- _Task brief_
Repeat each entry exactly and drop the pictures.

- _Records provided_
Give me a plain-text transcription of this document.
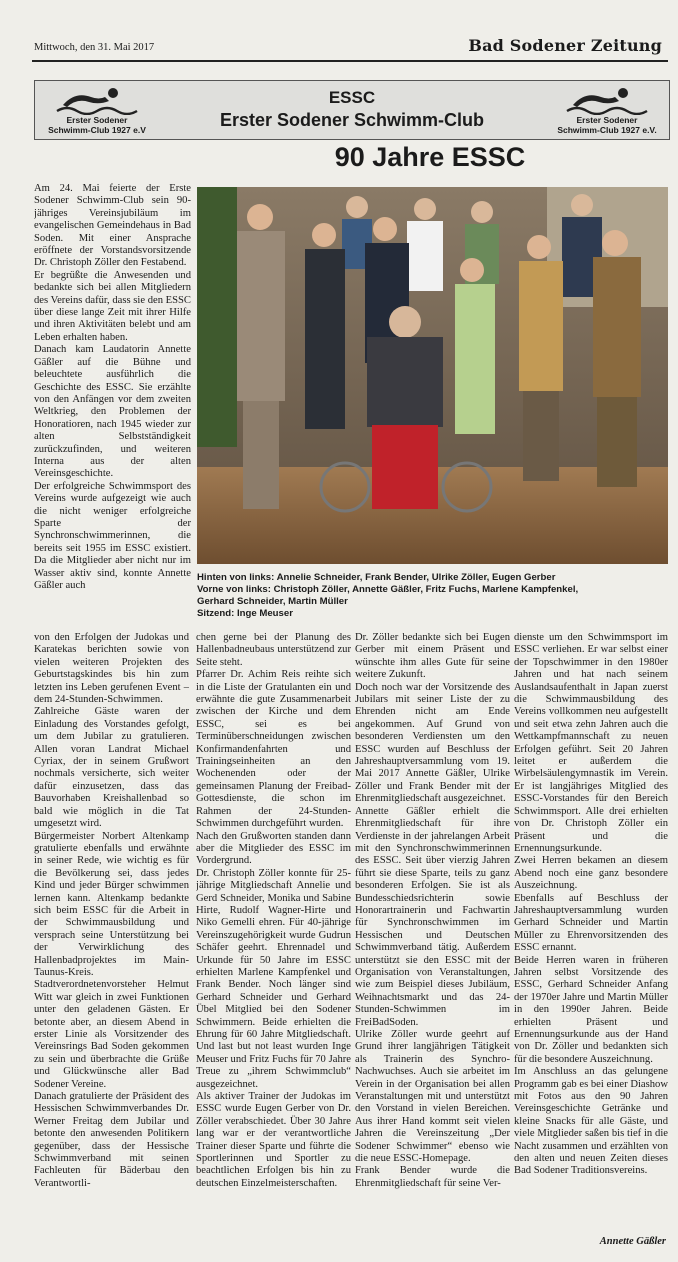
Mittwoch, den 31. Mai 2017	Bad Sodener Zeitung
Erster Sodener
Schwimm-Club 1927 e.V
ESSC
Erster Sodener Schwimm-Club	Erster Sodener
Schwimm-Club 1927 e.V.
90 Jahre ESSC

Am 24. Mai feierte der Erste Sodener Schwimm-Club sein 90-jähriges Vereinsjubiläum im evangelischen Gemeindehaus in Bad Soden. Mit einer Ansprache eröffnete der Vorstandsvorsitzende Dr. Christoph Zöller den Festabend.

Er begrüßte die Anwesenden und bedankte sich bei allen Mitgliedern des Vereins dafür, dass sie den ESSC über diese lange Zeit mit ihrer Hilfe und ihren Aktivitäten belebt und am Leben erhalten haben.

Danach kam Laudatorin Annette Gäßler auf die Bühne und beleuchtete ausführlich die Geschichte des ESSC. Sie erzählte von den Anfängen vor dem zweiten Weltkrieg, den Problemen der Honoratioren, nach 1945 wieder zur alten Selbstständigkeit zurückzufinden, und weiteren Interna aus der alten Vereinsgeschichte.

Der erfolgreiche Schwimmsport des Vereins wurde aufgezeigt wie auch die nicht weniger erfolgreiche Sparte der Synchronschwimmerinnen, die bereits seit 1955 im ESSC existiert. Da die Mitglieder aber nicht nur im Wasser aktiv sind, konnte Annette Gäßler auch

Hinten von links: Annelie Schneider, Frank Bender, Ulrike Zöller, Eugen Gerber
Vorne von links: Christoph Zöller, Annette Gäßler, Fritz Fuchs, Marlene Kampfenkel,
Gerhard Schneider, Martin Müller
Sitzend: Inge Meuser

von den Erfolgen der Judokas und Karatekas berichten sowie von vielen weiteren Projekten des Geburtstagskindes bis hin zum letzten ins Leben gerufenen Event – dem 24-Stunden-Schwimmen.

Zahlreiche Gäste waren der Einladung des Vorstandes gefolgt, um dem Jubilar zu gratulieren. Allen voran Landrat Michael Cyriax, der in seinem Grußwort nochmals versicherte, sich weiter dafür einzusetzen, dass das Bauvorhaben Kreishallenbad so bald wie möglich in die Tat umgesetzt wird.

Bürgermeister Norbert Altenkamp gratulierte ebenfalls und erwähnte in seiner Rede, wie wichtig es für die Bevölkerung sei, dass jedes Kind und jeder Bürger schwimmen lernen kann. Altenkamp bedankte sich beim ESSC für die Arbeit in der Schwimmausbildung und versprach seine Unterstützung bei der Verwirklichung des Hallenbadprojektes im Main-Taunus-Kreis.

Stadtverordnetenvorsteher Helmut Witt war gleich in zwei Funktionen unter den geladenen Gästen. Er betonte aber, an diesem Abend in erster Linie als Vorsitzender des Vereinsrings Bad Soden gekommen zu sein und überbrachte die Grüße und Glückwünsche aller Bad Sodener Vereine.

Danach gratulierte der Präsident des Hessischen Schwimmverbandes Dr. Werner Freitag dem Jubilar und betonte den anwesenden Politikern gegenüber, dass der Hessische Schwimmverband mit seinen Fachleuten für Bäderbau den Verantwortli-

chen gerne bei der Planung des Hallenbadneubaus unterstützend zur Seite steht.

Pfarrer Dr. Achim Reis reihte sich in die Liste der Gratulanten ein und erwähnte die gute Zusammenarbeit zwischen der Kirche und dem ESSC, sei es bei Terminüberschneidungen zwischen Konfirmandenfahrten und Trainingseinheiten an den Wochenenden oder der gemeinsamen Planung der Freibad-Gottesdienste, die schon im Rahmen der 24-Stunden-Schwimmen durchgeführt wurden.

Nach den Grußworten standen dann aber die Mitglieder des ESSC im Vordergrund.

Dr. Christoph Zöller konnte für 25-jährige Mitgliedschaft Annelie und Gerd Schneider, Monika und Sabine Hirte, Rudolf Wagner-Hirte und Niko Gemelli ehren. Für 40-jährige Vereinszugehörigkeit wurde Gudrun Schäfer geehrt. Ehrennadel und Urkunde für 50 Jahre im ESSC erhielten Marlene Kampfenkel und Frank Bender. Noch länger sind Gerhard Schneider und Gerhard Übel Mitglied bei den Sodener Schwimmern. Beide erhielten die Ehrung für 60 Jahre Mitgliedschaft. Und last but not least wurden Inge Meuser und Fritz Fuchs für 70 Jahre Treue zu „ihrem Schwimmclub“ ausgezeichnet.

Als aktiver Trainer der Judokas im ESSC wurde Eugen Gerber von Dr. Zöller verabschiedet. Über 30 Jahre lang war er der verantwortliche Trainer dieser Sparte und führte die Sportlerinnen und Sportler zu beachtlichen Erfolgen bis hin zu deutschen Einzelmeisterschaften.

Dr. Zöller bedankte sich bei Eugen Gerber mit einem Präsent und wünschte ihm alles Gute für seine weitere Zukunft.

Doch noch war der Vorsitzende des Jubilars mit seiner Liste der zu Ehrenden nicht am Ende angekommen. Auf Grund von besonderen Verdiensten um den ESSC wurden auf Beschluss der Jahreshauptversammlung vom 19. Mai 2017 Annette Gäßler, Ulrike Zöller und Frank Bender mit der Ehrenmitgliedschaft ausgezeichnet.

Annette Gäßler erhielt die Ehrenmitgliedschaft für ihre Verdienste in der jahrelangen Arbeit mit den Synchronschwimmerinnen des ESSC. Seit über vierzig Jahren führt sie diese Sparte, teils zu ganz besonderen Erfolgen. Sie ist als Bundesschiedsrichterin sowie Honorartrainerin und Fachwartin für Synchronschwimmen im Hessischen und Deutschen Schwimmverband tätig. Außerdem unterstützt sie den ESSC mit der Organisation von Veranstaltungen, wie zum Beispiel dieses Jubiläum, Weihnachtsmarkt und das 24-Stunden-Schwimmen im FreiBadSoden.

Ulrike Zöller wurde geehrt auf Grund ihrer langjährigen Tätigkeit als Trainerin des Synchro-Nachwuchses. Auch sie arbeitet im Verein in der Organisation bei allen Veranstaltungen mit und unterstützt den Vorstand in vielen Bereichen. Aus ihrer Hand kommt seit vielen Jahren die Vereinszeitung „Der Sodener Schwimmer“ ebenso wie die neue ESSC-Homepage.

Frank Bender wurde die Ehrenmitgliedschaft für seine Ver-

dienste um den Schwimmsport im ESSC verliehen. Er war selbst einer der Topschwimmer in den 1980er Jahren und hat nach seinem Auslandsaufenthalt in Japan zuerst die Schwimmausbildung des Vereins vollkommen neu aufgestellt und seit etwa zehn Jahren auch die Wettkampfmannschaft zu neuen Erfolgen geführt. Seit 20 Jahren leitet er außerdem die Wirbelsäulengymnastik im Verein. Er ist langjähriges Mitglied des ESSC-Vorstandes für den Bereich Schwimmsport. Alle drei erhielten von Dr. Christoph Zöller ein Präsent und die Ernennungsurkunde.

Zwei Herren bekamen an diesem Abend noch eine ganz besondere Auszeichnung.

Ebenfalls auf Beschluss der Jahreshauptversammlung wurden Gerhard Schneider und Martin Müller zu Ehrenvorsitzenden des ESSC ernannt.

Beide Herren waren in früheren Jahren selbst Vorsitzende des ESSC, Gerhard Schneider Anfang der 1970er Jahre und Martin Müller in den 1990er Jahren. Beide erhielten Präsent und Ernennungsurkunde aus der Hand von Dr. Zöller und bedankten sich für die besondere Auszeichnung.

Im Anschluss an das gelungene Programm gab es bei einer Diashow mit Fotos aus den 90 Jahren Vereinsgeschichte Getränke und kleine Snacks für alle Gäste, und viele Mitglieder saßen bis tief in die Nacht zusammen und erzählten von den alten und neuen Zeiten dieses Bad Sodener Traditionsvereins.

Annette Gäßler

- _Solution for this task_
Give me a plain-text transcription of this document.
Mittwoch, den 31. Mai 2017	Bad Sodener Zeitung
Erster Sodener
Schwimm-Club 1927 e.V
ESSC
Erster Sodener Schwimm-Club	Erster Sodener
Schwimm-Club 1927 e.V.
90 Jahre ESSC

Am 24. Mai feierte der Erste Sodener Schwimm-Club sein 90-jähriges Vereinsjubiläum im evangelischen Gemeindehaus in Bad Soden. Mit einer Ansprache eröffnete der Vorstandsvorsitzende Dr. Christoph Zöller den Festabend.

Er begrüßte die Anwesenden und bedankte sich bei allen Mitgliedern des Vereins dafür, dass sie den ESSC über diese lange Zeit mit ihrer Hilfe und ihren Aktivitäten belebt und am Leben erhalten haben.

Danach kam Laudatorin Annette Gäßler auf die Bühne und beleuchtete ausführlich die Geschichte des ESSC. Sie erzählte von den Anfängen vor dem zweiten Weltkrieg, den Problemen der Honoratioren, nach 1945 wieder zur alten Selbstständigkeit zurückzufinden, und weiteren Interna aus der alten Vereinsgeschichte.

Der erfolgreiche Schwimmsport des Vereins wurde aufgezeigt wie auch die nicht weniger erfolgreiche Sparte der Synchronschwimmerinnen, die bereits seit 1955 im ESSC existiert. Da die Mitglieder aber nicht nur im Wasser aktiv sind, konnte Annette Gäßler auch

Hinten von links: Annelie Schneider, Frank Bender, Ulrike Zöller, Eugen Gerber
Vorne von links: Christoph Zöller, Annette Gäßler, Fritz Fuchs, Marlene Kampfenkel,
Gerhard Schneider, Martin Müller
Sitzend: Inge Meuser

von den Erfolgen der Judokas und Karatekas berichten sowie von vielen weiteren Projekten des Geburtstagskindes bis hin zum letzten ins Leben gerufenen Event – dem 24-Stunden-Schwimmen.

Zahlreiche Gäste waren der Einladung des Vorstandes gefolgt, um dem Jubilar zu gratulieren. Allen voran Landrat Michael Cyriax, der in seinem Grußwort nochmals versicherte, sich weiter dafür einzusetzen, dass das Bauvorhaben Kreishallenbad so bald wie möglich in die Tat umgesetzt wird.

Bürgermeister Norbert Altenkamp gratulierte ebenfalls und erwähnte in seiner Rede, wie wichtig es für die Bevölkerung sei, dass jedes Kind und jeder Bürger schwimmen lernen kann. Altenkamp bedankte sich beim ESSC für die Arbeit in der Schwimmausbildung und versprach seine Unterstützung bei der Verwirklichung des Hallenbadprojektes im Main-Taunus-Kreis.

Stadtverordnetenvorsteher Helmut Witt war gleich in zwei Funktionen unter den geladenen Gästen. Er betonte aber, an diesem Abend in erster Linie als Vorsitzender des Vereinsrings Bad Soden gekommen zu sein und überbrachte die Grüße und Glückwünsche aller Bad Sodener Vereine.

Danach gratulierte der Präsident des Hessischen Schwimmverbandes Dr. Werner Freitag dem Jubilar und betonte den anwesenden Politikern gegenüber, dass der Hessische Schwimmverband mit seinen Fachleuten für Bäderbau den Verantwortli-

chen gerne bei der Planung des Hallenbadneubaus unterstützend zur Seite steht.

Pfarrer Dr. Achim Reis reihte sich in die Liste der Gratulanten ein und erwähnte die gute Zusammenarbeit zwischen der Kirche und dem ESSC, sei es bei Terminüberschneidungen zwischen Konfirmandenfahrten und Trainingseinheiten an den Wochenenden oder der gemeinsamen Planung der Freibad-Gottesdienste, die schon im Rahmen der 24-Stunden-Schwimmen durchgeführt wurden.

Nach den Grußworten standen dann aber die Mitglieder des ESSC im Vordergrund.

Dr. Christoph Zöller konnte für 25-jährige Mitgliedschaft Annelie und Gerd Schneider, Monika und Sabine Hirte, Rudolf Wagner-Hirte und Niko Gemelli ehren. Für 40-jährige Vereinszugehörigkeit wurde Gudrun Schäfer geehrt. Ehrennadel und Urkunde für 50 Jahre im ESSC erhielten Marlene Kampfenkel und Frank Bender. Noch länger sind Gerhard Schneider und Gerhard Übel Mitglied bei den Sodener Schwimmern. Beide erhielten die Ehrung für 60 Jahre Mitgliedschaft. Und last but not least wurden Inge Meuser und Fritz Fuchs für 70 Jahre Treue zu „ihrem Schwimmclub“ ausgezeichnet.

Als aktiver Trainer der Judokas im ESSC wurde Eugen Gerber von Dr. Zöller verabschiedet. Über 30 Jahre lang war er der verantwortliche Trainer dieser Sparte und führte die Sportlerinnen und Sportler zu beachtlichen Erfolgen bis hin zu deutschen Einzelmeisterschaften.

Dr. Zöller bedankte sich bei Eugen Gerber mit einem Präsent und wünschte ihm alles Gute für seine weitere Zukunft.

Doch noch war der Vorsitzende des Jubilars mit seiner Liste der zu Ehrenden nicht am Ende angekommen. Auf Grund von besonderen Verdiensten um den ESSC wurden auf Beschluss der Jahreshauptversammlung vom 19. Mai 2017 Annette Gäßler, Ulrike Zöller und Frank Bender mit der Ehrenmitgliedschaft ausgezeichnet.

Annette Gäßler erhielt die Ehrenmitgliedschaft für ihre Verdienste in der jahrelangen Arbeit mit den Synchronschwimmerinnen des ESSC. Seit über vierzig Jahren führt sie diese Sparte, teils zu ganz besonderen Erfolgen. Sie ist als Bundesschiedsrichterin sowie Honorartrainerin und Fachwartin für Synchronschwimmen im Hessischen und Deutschen Schwimmverband tätig. Außerdem unterstützt sie den ESSC mit der Organisation von Veranstaltungen, wie zum Beispiel dieses Jubiläum, Weihnachtsmarkt und das 24-Stunden-Schwimmen im FreiBadSoden.

Ulrike Zöller wurde geehrt auf Grund ihrer langjährigen Tätigkeit als Trainerin des Synchro-Nachwuchses. Auch sie arbeitet im Verein in der Organisation bei allen Veranstaltungen mit und unterstützt den Vorstand in vielen Bereichen. Aus ihrer Hand kommt seit vielen Jahren die Vereinszeitung „Der Sodener Schwimmer“ ebenso wie die neue ESSC-Homepage.

Frank Bender wurde die Ehrenmitgliedschaft für seine Ver-

dienste um den Schwimmsport im ESSC verliehen. Er war selbst einer der Topschwimmer in den 1980er Jahren und hat nach seinem Auslandsaufenthalt in Japan zuerst die Schwimmausbildung des Vereins vollkommen neu aufgestellt und seit etwa zehn Jahren auch die Wettkampfmannschaft zu neuen Erfolgen geführt. Seit 20 Jahren leitet er außerdem die Wirbelsäulengymnastik im Verein. Er ist langjähriges Mitglied des ESSC-Vorstandes für den Bereich Schwimmsport. Alle drei erhielten von Dr. Christoph Zöller ein Präsent und die Ernennungsurkunde.

Zwei Herren bekamen an diesem Abend noch eine ganz besondere Auszeichnung.

Ebenfalls auf Beschluss der Jahreshauptversammlung wurden Gerhard Schneider und Martin Müller zu Ehrenvorsitzenden des ESSC ernannt.

Beide Herren waren in früheren Jahren selbst Vorsitzende des ESSC, Gerhard Schneider Anfang der 1970er Jahre und Martin Müller in den 1990er Jahren. Beide erhielten Präsent und Ernennungsurkunde aus der Hand von Dr. Zöller und bedankten sich für die besondere Auszeichnung.

Im Anschluss an das gelungene Programm gab es bei einer Diashow mit Fotos aus den 90 Jahren Vereinsgeschichte Getränke und kleine Snacks für alle Gäste, und viele Mitglieder saßen bis tief in die Nacht zusammen und erzählten von den alten und neuen Zeiten dieses Bad Sodener Traditionsvereins.

Annette Gäßler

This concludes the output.